Content starts
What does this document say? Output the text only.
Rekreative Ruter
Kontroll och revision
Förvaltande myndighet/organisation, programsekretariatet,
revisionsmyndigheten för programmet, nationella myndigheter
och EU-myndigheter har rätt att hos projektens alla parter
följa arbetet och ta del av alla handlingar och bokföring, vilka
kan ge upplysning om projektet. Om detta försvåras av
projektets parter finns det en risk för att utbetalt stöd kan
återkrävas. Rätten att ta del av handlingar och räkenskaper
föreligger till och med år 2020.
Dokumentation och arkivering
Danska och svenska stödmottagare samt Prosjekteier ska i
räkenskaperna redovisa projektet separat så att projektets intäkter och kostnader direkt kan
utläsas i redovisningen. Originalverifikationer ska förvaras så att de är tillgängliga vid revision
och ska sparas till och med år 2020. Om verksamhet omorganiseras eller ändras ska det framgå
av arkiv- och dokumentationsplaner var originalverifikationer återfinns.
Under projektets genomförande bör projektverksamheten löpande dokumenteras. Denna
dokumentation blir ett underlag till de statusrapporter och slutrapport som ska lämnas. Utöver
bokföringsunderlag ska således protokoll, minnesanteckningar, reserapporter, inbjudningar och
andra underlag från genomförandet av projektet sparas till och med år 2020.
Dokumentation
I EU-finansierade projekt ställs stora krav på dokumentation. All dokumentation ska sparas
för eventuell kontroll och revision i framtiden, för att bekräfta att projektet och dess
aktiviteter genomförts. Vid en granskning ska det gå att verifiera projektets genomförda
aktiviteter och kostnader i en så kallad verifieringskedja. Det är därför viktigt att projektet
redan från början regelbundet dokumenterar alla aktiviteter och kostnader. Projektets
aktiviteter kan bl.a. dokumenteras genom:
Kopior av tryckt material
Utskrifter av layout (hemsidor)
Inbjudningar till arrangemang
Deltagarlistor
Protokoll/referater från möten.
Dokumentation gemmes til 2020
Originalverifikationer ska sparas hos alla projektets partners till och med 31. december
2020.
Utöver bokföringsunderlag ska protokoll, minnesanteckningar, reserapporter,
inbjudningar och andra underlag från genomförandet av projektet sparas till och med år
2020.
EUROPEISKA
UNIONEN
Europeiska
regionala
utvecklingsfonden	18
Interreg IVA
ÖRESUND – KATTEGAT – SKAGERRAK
Content ends
Instructions to follow: Where the string "från" shows up in the listing above, copy the line that holds it.

Exercise answer:
andra underlag från genomförandet av projektet sparas till och med år 2020.
redan från början regelbundet dokumenterar alla aktiviteter och kostnader. Projektets
Protokoll/referater från möten.
inbjudningar och andra underlag från genomförandet av projektet sparas till och med år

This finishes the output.